* Given exercise 1 *
Show each line of the records that contains the string "terminal". Case counts.

* Text excerpt *
========================

One potential advantage of cofiring is that it can lead to lower nitrogen oxide production because the biomass fuel contains less fuel nitrogen than the coal it is replacing. While some gains have been seen from biomass cofiring, the relationship between the amount of nitrogen in the fuel and NOx production is not simple. In addition, high levels of alkali metals in biomass can lead to early poisoning of the catalyst in an SCR reactor, leading to the need for early replacement. Sulfur dioxide emissions may also be lowered as biomass fuels contain only low levels of sulfur. However, the effects on particulate emissions can be more complex.

There is one further interest in co-firing. When the technology is combined with carbon capture it can lead to a net reduction in the amount of carbon dioxide in the atmosphere. This is because carbon dioxide is being removed from the carbon neutral part of the combustion fuel, leading to a (long-term) net fall in the amount of carbon dioxide. If widely adopted in the future, this could offer a means of actually reversing the build up of carbon dioxide within the atmosphere.

========================

* Given exercise 2 *
Translate this sentence from the passage on biomass cofiring into Spanish: "Sulfur dioxide emissions may also be lowered as biomass fuels contain only low levels of sulfur."

========================

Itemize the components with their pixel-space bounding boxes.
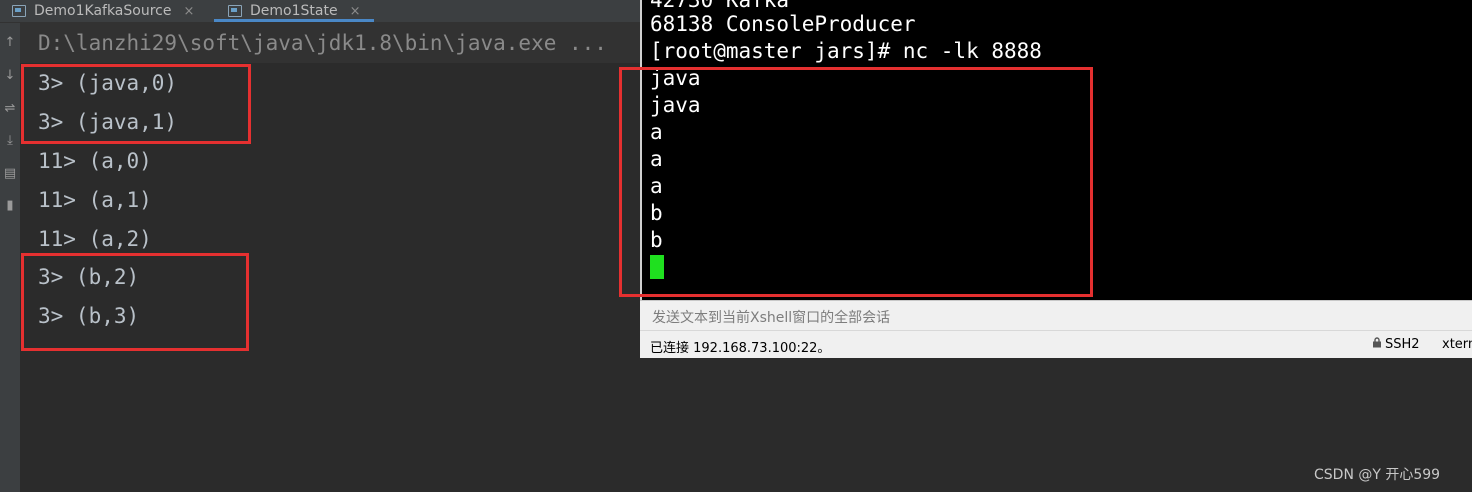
java-command: D:\lanzhi29\soft\java\jdk1.8\bin\java.ex… bbox=[38, 31, 607, 55]
scroll-to-end-icon[interactable]: ⤓ bbox=[2, 133, 18, 149]
trash-icon[interactable]: ▮ bbox=[2, 198, 18, 214]
terminal-line: 42730 Kafka bbox=[650, 0, 790, 12]
tab-demo1kafkasource[interactable]: Demo1KafkaSource × bbox=[12, 0, 194, 22]
console-line: 11> (a,2) bbox=[38, 227, 152, 251]
arrow-up-icon[interactable]: ↑ bbox=[2, 35, 18, 51]
send-to-all-sessions-bar[interactable]: 发送文本到当前Xshell窗口的全部会话 bbox=[640, 300, 1472, 330]
console-line: 11> (a,0) bbox=[38, 149, 152, 173]
run-command-line: D:\lanzhi29\soft\java\jdk1.8\bin\java.ex… bbox=[20, 23, 640, 63]
xshell-status-bar: 已连接 192.168.73.100:22。 SSH2 xterm bbox=[640, 330, 1472, 358]
csdn-watermark: CSDN @Y 开心599 bbox=[1314, 467, 1441, 483]
terminal-line: 68138 ConsoleProducer bbox=[650, 12, 916, 36]
terminal-prompt-line: [root@master jars]# nc -lk 8888 bbox=[650, 39, 1042, 63]
close-icon[interactable]: × bbox=[183, 4, 194, 19]
connection-status: 已连接 192.168.73.100:22。 bbox=[650, 341, 831, 356]
highlight-box-b bbox=[21, 253, 249, 351]
print-icon[interactable]: ▤ bbox=[2, 166, 18, 182]
console-line: 11> (a,1) bbox=[38, 188, 152, 212]
send-to-all-placeholder: 发送文本到当前Xshell窗口的全部会话 bbox=[652, 310, 891, 326]
tab-label: Demo1KafkaSource bbox=[34, 3, 172, 19]
soft-wrap-icon[interactable]: ⇌ bbox=[2, 101, 18, 117]
console-tab-icon bbox=[228, 5, 242, 17]
console-toolbar: ↑ ↓ ⇌ ⤓ ▤ ▮ bbox=[0, 23, 20, 492]
console-tab-icon bbox=[12, 5, 26, 17]
lock-icon bbox=[1372, 337, 1382, 352]
tab-label: Demo1State bbox=[250, 3, 338, 19]
highlight-box-terminal-input bbox=[619, 67, 1093, 297]
active-tab-indicator bbox=[214, 19, 374, 22]
highlight-box-java bbox=[21, 64, 251, 144]
close-icon[interactable]: × bbox=[350, 4, 361, 19]
arrow-down-icon[interactable]: ↓ bbox=[2, 68, 18, 84]
terminal-type-label: xterm bbox=[1442, 337, 1472, 352]
protocol-label: SSH2 bbox=[1385, 337, 1420, 352]
editor-tab-bar: Demo1KafkaSource × Demo1State × bbox=[0, 0, 640, 23]
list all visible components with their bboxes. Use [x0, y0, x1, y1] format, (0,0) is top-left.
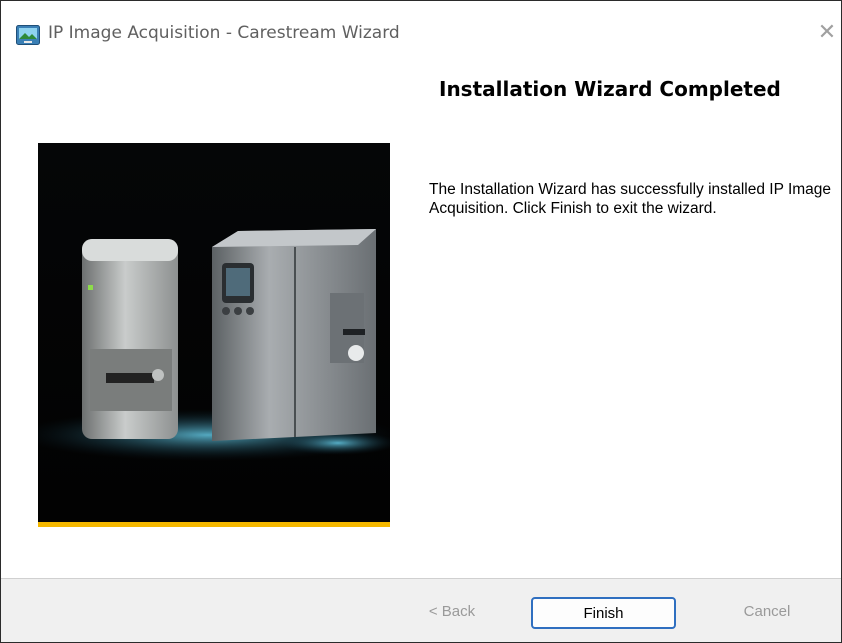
installer-window: IP Image Acquisition - Carestream Wizard… — [0, 0, 842, 643]
window-title: IP Image Acquisition - Carestream Wizard — [48, 23, 400, 43]
product-devices-image — [38, 143, 390, 527]
back-button[interactable]: < Back — [411, 597, 493, 629]
finish-button[interactable]: Finish — [531, 597, 676, 629]
title-bar[interactable]: IP Image Acquisition - Carestream Wizard… — [1, 1, 841, 51]
cancel-button[interactable]: Cancel — [723, 597, 811, 629]
close-icon[interactable]: ✕ — [813, 19, 841, 47]
installer-icon — [16, 25, 40, 45]
completion-message: The Installation Wizard has successfully… — [429, 181, 832, 217]
page-title: Installation Wizard Completed — [439, 77, 781, 101]
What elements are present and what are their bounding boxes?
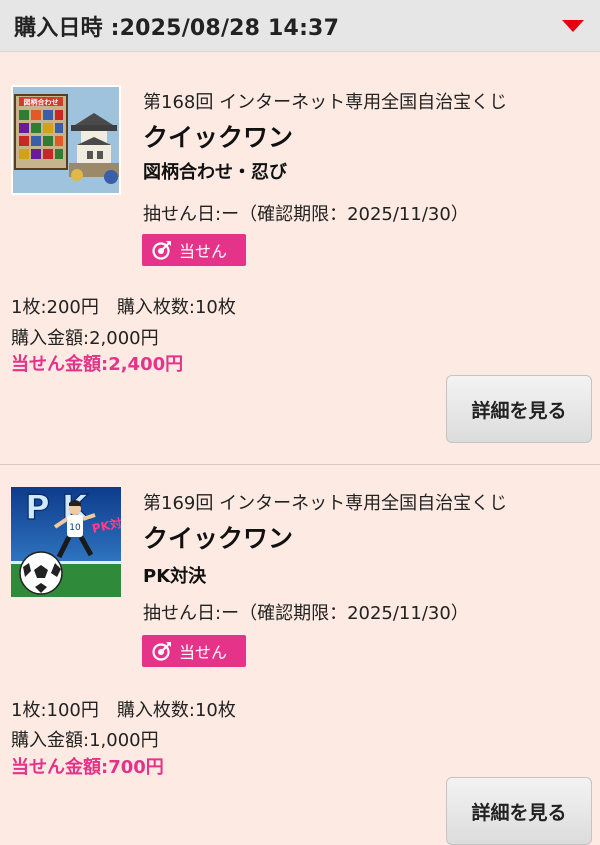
win-badge-label: 当せん (179, 242, 228, 261)
target-icon (152, 240, 172, 260)
zugara-awase-ninja-thumbnail: 図柄合わせ (11, 85, 121, 195)
game-name: クイックワン (143, 524, 294, 553)
purchase-datetime-title: 購入日時 :2025/08/28 14:37 (14, 15, 340, 41)
price-quantity-line: 1枚:200円 購入枚数:10枚 (11, 293, 236, 319)
lottery-name: 第169回 インターネット専用全国自治宝くじ (143, 493, 508, 514)
purchase-quantity: 購入枚数:10枚 (116, 700, 236, 721)
unit-price: 1枚:200円 (11, 297, 99, 318)
purchase-amount: 購入金額:2,000円 (11, 328, 159, 349)
caret-down-icon[interactable] (562, 20, 584, 32)
purchase-datetime-header[interactable]: 購入日時 :2025/08/28 14:37 (0, 0, 600, 52)
price-quantity-line: 1枚:100円 購入枚数:10枚 (11, 696, 236, 722)
draw-date: 抽せん日:ー（確認期限：2025/11/30） (143, 603, 469, 624)
jersey-number: 10 (69, 523, 81, 533)
target-icon (152, 641, 172, 661)
win-badge: 当せん (142, 234, 246, 266)
game-name: クイックワン (143, 123, 294, 152)
game-subtitle: PK対決 (143, 566, 207, 587)
win-amount: 当せん金額:700円 (11, 757, 164, 778)
thumbnail-logo-text: 図柄合わせ (24, 98, 59, 107)
view-details-button[interactable]: 詳細を見る (446, 777, 592, 845)
purchase-amount: 購入金額:1,000円 (11, 730, 159, 751)
game-subtitle: 図柄合わせ・忍び (143, 162, 287, 183)
unit-price: 1枚:100円 (11, 700, 99, 721)
pk-taiketsu-thumbnail: P K PK対決 10 (11, 487, 121, 597)
lottery-name: 第168回 インターネット専用全国自治宝くじ (143, 92, 508, 113)
draw-date: 抽せん日:ー（確認期限：2025/11/30） (143, 204, 469, 225)
view-details-button[interactable]: 詳細を見る (446, 375, 592, 443)
win-badge-label: 当せん (179, 643, 228, 662)
win-amount: 当せん金額:2,400円 (11, 354, 184, 375)
win-badge: 当せん (142, 635, 246, 667)
purchase-quantity: 購入枚数:10枚 (116, 297, 236, 318)
item-divider (0, 464, 600, 465)
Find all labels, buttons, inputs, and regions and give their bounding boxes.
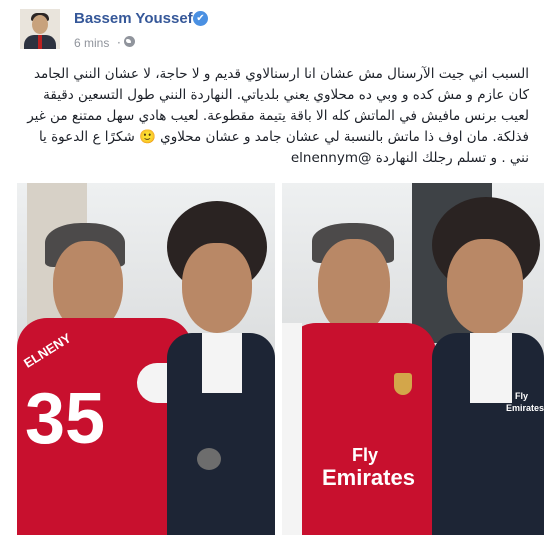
post-body-text: السبب اني جيت الآرسنال مش عشان انا ارسنا… bbox=[22, 66, 529, 166]
verified-badge-icon: ✔ bbox=[193, 11, 208, 26]
photo-left: ELNENY 35 bbox=[17, 183, 275, 535]
sponsor-line1-text: Fly bbox=[352, 445, 379, 465]
photo-divider bbox=[275, 183, 282, 535]
left-person-face bbox=[318, 239, 390, 335]
white-tshirt bbox=[470, 333, 512, 403]
meta-separator: · bbox=[117, 36, 121, 50]
post-photo[interactable]: ELNENY 35 Fly Emirates Fly Emirates bbox=[17, 183, 544, 535]
facebook-post: Bassem Youssef ✔ 6 mins · السبب اني جيت … bbox=[0, 0, 547, 535]
white-sleeve bbox=[282, 323, 302, 535]
post-timestamp-link[interactable]: 6 mins bbox=[74, 36, 109, 50]
avatar-face bbox=[32, 15, 48, 34]
sponsor-line2-text: Emirates bbox=[322, 465, 415, 490]
avatar-tie bbox=[38, 35, 42, 49]
wrist-watch bbox=[197, 448, 221, 470]
white-tshirt bbox=[202, 333, 242, 393]
arsenal-crest-icon bbox=[394, 373, 412, 395]
arsenal-shirt-front bbox=[286, 323, 436, 535]
right-person-face bbox=[447, 239, 523, 335]
photo-right: Fly Emirates Fly Emirates bbox=[282, 183, 544, 535]
globe-icon[interactable] bbox=[124, 36, 135, 47]
jacket-sponsor-line2: Emirates bbox=[506, 403, 544, 413]
jacket-sponsor-line1: Fly bbox=[515, 391, 529, 401]
shirt-number-text: 35 bbox=[25, 379, 106, 459]
avatar[interactable] bbox=[20, 9, 60, 49]
right-person-face bbox=[182, 243, 252, 333]
author-name-link[interactable]: Bassem Youssef bbox=[74, 10, 193, 28]
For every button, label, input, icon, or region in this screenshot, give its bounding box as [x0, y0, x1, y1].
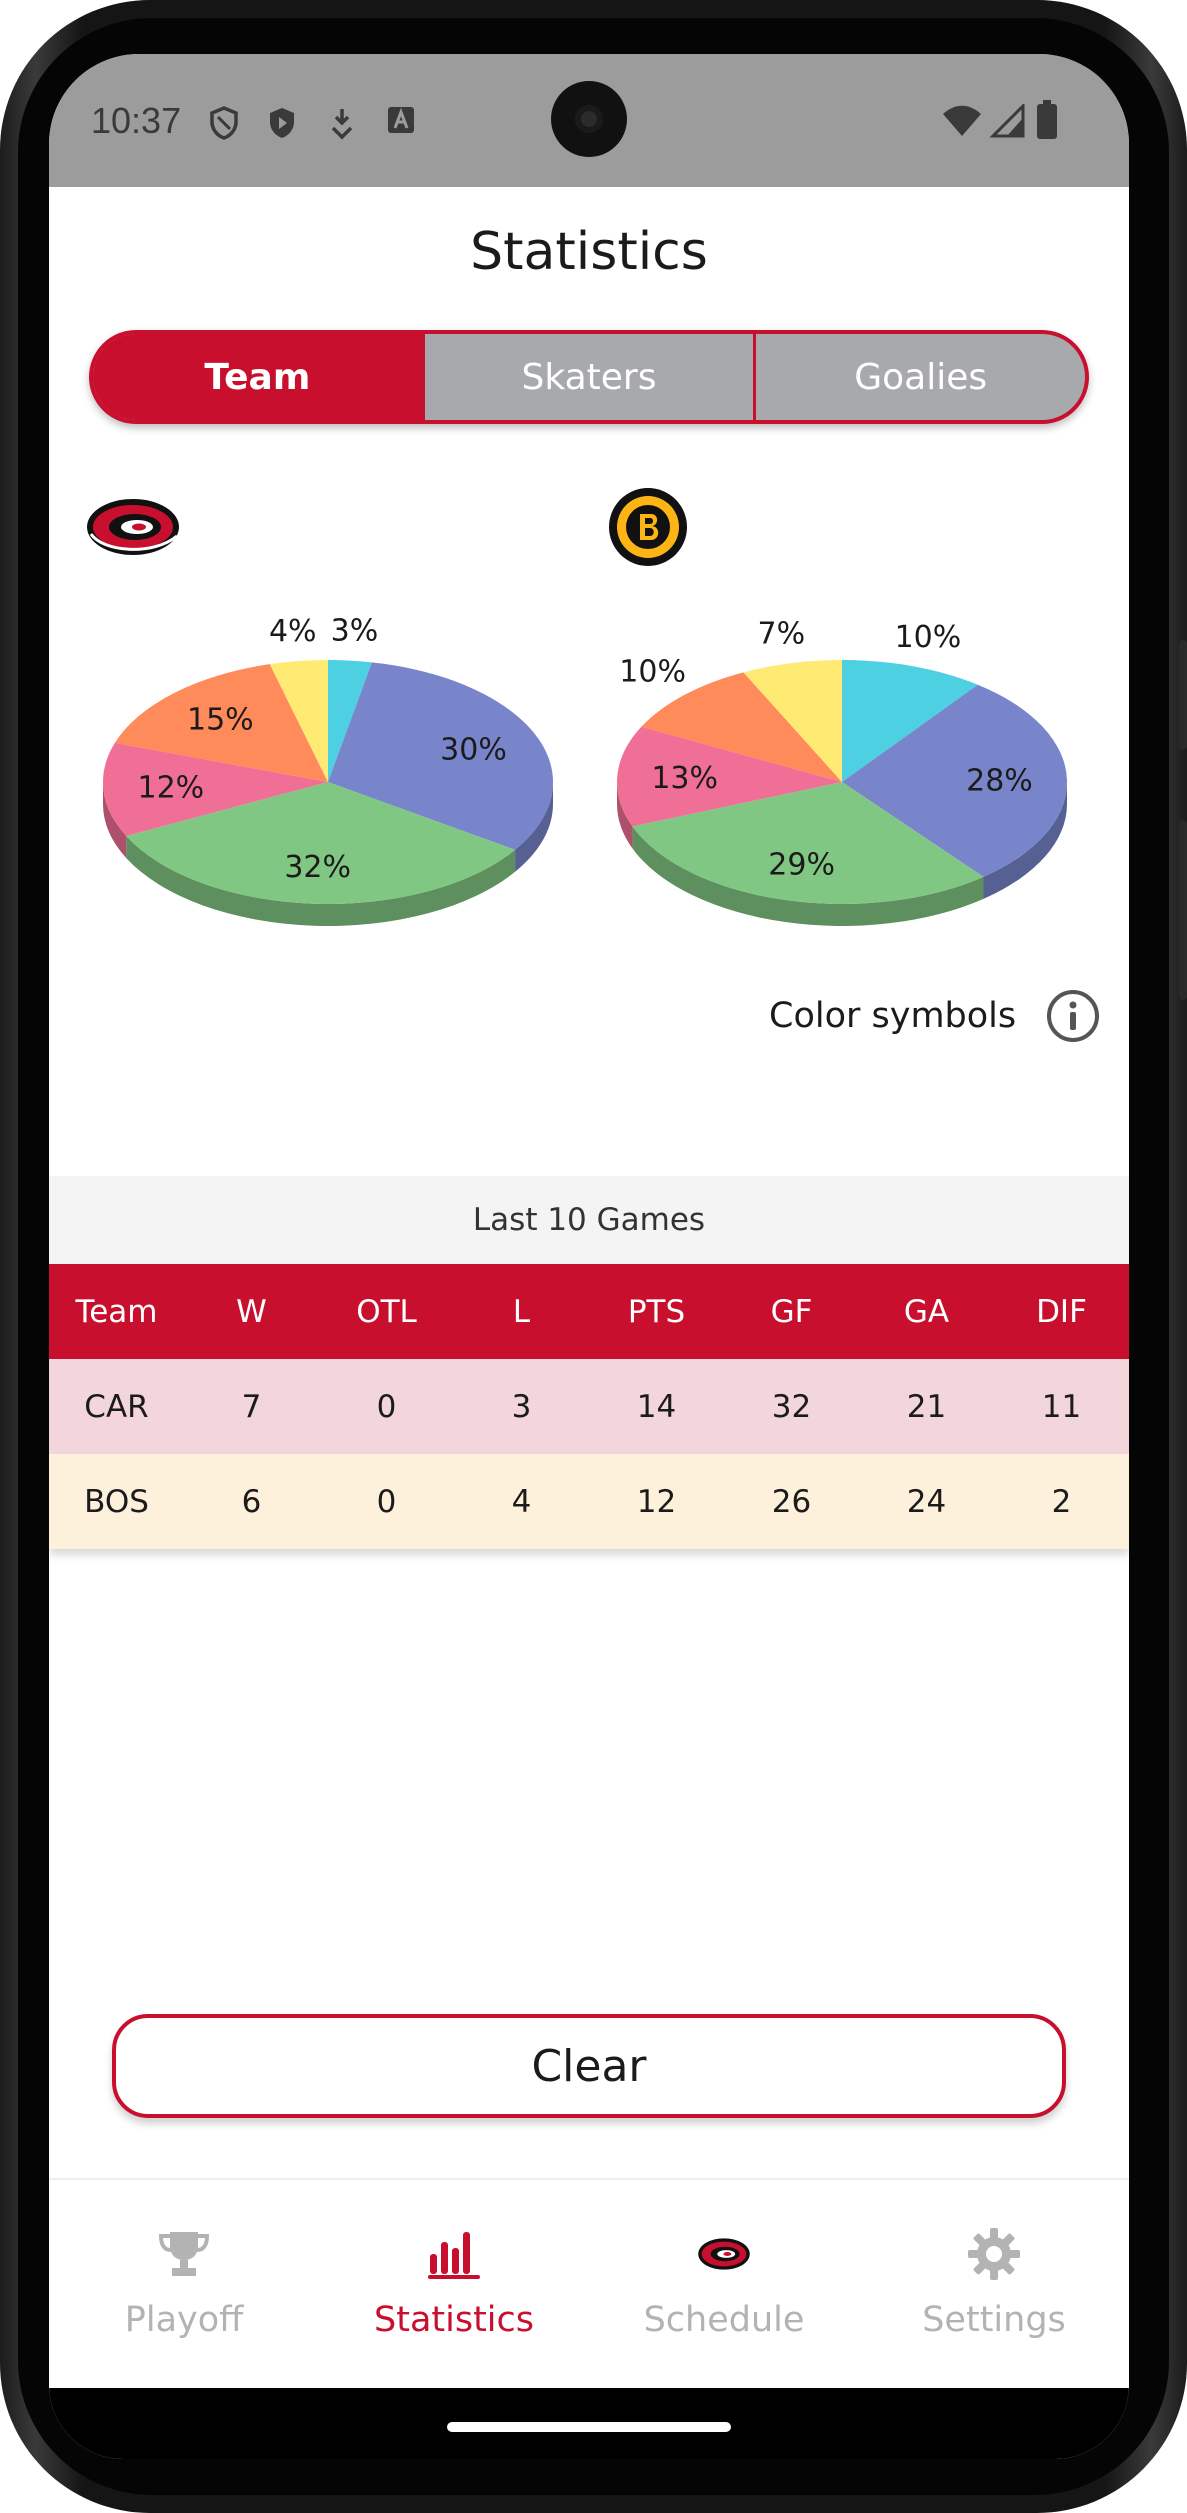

========================

* Complete output 1 *
terminal-line: 42730 Kafka bbox=[650, 0, 790, 12]
terminal-line: 68138 ConsoleProducer bbox=[650, 12, 916, 36]
terminal-prompt-line: [root@master jars]# nc -lk 8888 bbox=[650, 39, 1042, 63]
highlight-box-terminal-input bbox=[619, 67, 1093, 297]
terminal-type-label: xterm bbox=[1442, 337, 1472, 352]

* Complete output 2 *
Las emisiones de dióxido de azufre también pueden reducirse, ya que los combustibles de biomasa contienen solo niveles bajos de azufre.